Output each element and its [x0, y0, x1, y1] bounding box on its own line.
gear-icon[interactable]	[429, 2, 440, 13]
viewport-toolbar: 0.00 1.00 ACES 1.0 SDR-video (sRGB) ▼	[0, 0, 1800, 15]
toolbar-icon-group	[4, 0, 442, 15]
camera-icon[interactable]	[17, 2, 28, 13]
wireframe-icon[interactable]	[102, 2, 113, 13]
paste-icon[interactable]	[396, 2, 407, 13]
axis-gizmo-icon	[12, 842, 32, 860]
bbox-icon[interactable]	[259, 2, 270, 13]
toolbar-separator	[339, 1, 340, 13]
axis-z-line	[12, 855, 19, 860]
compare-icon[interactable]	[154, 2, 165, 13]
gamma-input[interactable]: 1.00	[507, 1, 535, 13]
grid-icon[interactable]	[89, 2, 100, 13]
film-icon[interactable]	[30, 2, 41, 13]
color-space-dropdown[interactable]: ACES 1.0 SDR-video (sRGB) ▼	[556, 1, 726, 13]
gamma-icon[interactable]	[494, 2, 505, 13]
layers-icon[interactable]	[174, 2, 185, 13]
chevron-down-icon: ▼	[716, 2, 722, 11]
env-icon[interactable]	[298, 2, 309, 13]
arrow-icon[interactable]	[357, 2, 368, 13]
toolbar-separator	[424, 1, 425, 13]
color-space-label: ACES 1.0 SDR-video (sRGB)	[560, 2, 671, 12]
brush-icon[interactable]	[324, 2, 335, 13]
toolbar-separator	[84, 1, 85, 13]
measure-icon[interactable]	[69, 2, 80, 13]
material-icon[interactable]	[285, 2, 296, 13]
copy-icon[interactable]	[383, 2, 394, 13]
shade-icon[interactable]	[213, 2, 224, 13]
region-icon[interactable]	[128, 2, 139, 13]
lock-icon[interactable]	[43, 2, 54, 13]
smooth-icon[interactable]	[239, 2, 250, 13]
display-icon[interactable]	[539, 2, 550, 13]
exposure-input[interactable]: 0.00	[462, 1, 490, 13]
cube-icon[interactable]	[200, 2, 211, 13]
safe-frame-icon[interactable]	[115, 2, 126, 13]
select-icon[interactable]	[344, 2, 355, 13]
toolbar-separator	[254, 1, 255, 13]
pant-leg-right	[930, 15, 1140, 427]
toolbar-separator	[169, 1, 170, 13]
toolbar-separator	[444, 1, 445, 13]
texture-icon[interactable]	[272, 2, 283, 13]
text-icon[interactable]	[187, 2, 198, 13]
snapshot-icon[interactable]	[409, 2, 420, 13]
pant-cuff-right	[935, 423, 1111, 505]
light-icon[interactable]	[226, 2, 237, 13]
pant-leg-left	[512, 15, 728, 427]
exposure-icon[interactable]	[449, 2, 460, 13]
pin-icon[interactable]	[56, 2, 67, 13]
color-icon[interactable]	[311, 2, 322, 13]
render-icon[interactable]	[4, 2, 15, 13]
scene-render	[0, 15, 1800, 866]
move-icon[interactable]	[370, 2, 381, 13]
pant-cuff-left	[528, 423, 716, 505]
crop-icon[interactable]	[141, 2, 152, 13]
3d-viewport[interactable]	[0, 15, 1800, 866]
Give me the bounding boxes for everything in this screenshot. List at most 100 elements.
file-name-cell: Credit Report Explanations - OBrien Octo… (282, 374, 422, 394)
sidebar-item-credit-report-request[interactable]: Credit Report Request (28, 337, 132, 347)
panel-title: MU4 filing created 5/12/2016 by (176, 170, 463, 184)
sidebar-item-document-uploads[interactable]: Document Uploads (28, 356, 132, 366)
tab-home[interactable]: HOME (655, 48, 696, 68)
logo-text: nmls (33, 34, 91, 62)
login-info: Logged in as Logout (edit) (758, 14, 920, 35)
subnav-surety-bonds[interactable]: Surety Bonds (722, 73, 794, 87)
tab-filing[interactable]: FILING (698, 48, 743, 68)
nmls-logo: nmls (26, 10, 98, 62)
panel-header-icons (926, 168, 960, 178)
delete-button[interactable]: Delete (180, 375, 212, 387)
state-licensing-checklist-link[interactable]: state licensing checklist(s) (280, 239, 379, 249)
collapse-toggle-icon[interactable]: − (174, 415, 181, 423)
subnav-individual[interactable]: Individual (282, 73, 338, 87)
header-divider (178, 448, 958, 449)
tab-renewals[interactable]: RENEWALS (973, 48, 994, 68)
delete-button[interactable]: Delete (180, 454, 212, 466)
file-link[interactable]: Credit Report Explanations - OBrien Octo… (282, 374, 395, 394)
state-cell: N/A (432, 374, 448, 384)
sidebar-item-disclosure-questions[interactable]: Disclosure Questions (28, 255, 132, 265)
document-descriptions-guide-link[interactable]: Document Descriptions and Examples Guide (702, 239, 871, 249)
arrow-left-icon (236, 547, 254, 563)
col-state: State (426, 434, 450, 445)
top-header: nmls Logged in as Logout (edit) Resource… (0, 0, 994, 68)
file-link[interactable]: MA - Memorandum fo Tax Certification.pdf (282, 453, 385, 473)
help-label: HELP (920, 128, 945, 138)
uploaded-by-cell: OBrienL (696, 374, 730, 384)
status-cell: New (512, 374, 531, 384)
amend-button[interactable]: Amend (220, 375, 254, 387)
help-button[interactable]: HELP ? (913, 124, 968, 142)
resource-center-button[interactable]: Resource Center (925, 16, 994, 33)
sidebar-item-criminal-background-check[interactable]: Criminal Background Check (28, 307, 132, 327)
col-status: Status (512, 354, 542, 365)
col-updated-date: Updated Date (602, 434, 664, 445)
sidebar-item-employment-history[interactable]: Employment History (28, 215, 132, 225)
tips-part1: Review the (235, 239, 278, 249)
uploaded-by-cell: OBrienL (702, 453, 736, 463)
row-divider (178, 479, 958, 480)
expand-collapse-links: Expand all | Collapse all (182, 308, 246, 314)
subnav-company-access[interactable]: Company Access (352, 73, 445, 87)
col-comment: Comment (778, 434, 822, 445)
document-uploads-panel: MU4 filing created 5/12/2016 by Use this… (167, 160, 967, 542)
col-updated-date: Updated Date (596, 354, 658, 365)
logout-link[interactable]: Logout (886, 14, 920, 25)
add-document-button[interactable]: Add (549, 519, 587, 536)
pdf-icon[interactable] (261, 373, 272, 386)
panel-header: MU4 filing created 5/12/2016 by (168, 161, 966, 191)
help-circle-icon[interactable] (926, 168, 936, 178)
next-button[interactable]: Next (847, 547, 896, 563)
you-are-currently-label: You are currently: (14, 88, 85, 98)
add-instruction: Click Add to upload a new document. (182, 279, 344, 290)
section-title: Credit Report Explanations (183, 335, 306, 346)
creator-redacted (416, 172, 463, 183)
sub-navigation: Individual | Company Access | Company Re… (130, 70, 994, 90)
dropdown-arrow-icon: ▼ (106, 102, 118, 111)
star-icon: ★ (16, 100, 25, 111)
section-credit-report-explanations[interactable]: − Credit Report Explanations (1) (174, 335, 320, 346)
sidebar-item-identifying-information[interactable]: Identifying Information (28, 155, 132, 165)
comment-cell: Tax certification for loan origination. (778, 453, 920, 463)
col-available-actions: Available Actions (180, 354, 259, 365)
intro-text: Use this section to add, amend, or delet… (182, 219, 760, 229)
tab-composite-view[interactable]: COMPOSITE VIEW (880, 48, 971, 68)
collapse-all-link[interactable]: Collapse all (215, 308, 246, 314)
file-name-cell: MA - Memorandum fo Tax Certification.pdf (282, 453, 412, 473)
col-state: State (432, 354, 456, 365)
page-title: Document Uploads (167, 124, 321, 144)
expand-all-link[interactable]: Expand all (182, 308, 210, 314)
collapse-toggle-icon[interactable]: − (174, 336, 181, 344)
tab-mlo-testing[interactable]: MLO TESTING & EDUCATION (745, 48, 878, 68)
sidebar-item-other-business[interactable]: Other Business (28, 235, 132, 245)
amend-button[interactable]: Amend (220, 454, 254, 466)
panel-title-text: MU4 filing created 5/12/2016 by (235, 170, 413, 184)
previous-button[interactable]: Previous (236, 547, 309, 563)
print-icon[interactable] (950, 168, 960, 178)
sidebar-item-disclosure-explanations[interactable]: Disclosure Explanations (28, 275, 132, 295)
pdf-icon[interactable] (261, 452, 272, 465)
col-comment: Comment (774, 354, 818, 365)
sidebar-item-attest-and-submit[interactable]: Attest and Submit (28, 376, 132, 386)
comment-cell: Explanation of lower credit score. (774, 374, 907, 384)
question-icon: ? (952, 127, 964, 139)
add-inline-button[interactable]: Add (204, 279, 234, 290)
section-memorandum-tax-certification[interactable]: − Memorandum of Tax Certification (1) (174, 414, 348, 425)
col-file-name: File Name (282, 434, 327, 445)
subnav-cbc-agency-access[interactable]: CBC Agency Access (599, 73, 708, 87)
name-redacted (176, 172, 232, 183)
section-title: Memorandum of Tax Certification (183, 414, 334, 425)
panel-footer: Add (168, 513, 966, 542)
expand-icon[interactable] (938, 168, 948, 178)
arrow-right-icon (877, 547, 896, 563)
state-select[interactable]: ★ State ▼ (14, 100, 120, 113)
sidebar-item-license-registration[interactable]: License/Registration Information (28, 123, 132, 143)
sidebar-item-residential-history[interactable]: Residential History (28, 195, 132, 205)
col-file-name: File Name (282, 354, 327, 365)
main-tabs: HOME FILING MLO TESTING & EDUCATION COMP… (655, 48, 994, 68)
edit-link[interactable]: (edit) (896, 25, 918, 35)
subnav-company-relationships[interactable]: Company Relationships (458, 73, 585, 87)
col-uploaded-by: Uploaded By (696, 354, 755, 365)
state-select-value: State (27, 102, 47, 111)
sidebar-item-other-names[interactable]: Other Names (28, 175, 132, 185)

- Work instructions -
Can you copy out, character for character, every line above from the very first one down to the line containing "2, 113, 13]"?

- Written response -
Output each element and its [x0, y0, x1, y1] bounding box on its own line.
gear-icon[interactable]	[429, 2, 440, 13]
viewport-toolbar: 0.00 1.00 ACES 1.0 SDR-video (sRGB) ▼	[0, 0, 1800, 15]
toolbar-icon-group	[4, 0, 442, 15]
camera-icon[interactable]	[17, 2, 28, 13]
wireframe-icon[interactable]	[102, 2, 113, 13]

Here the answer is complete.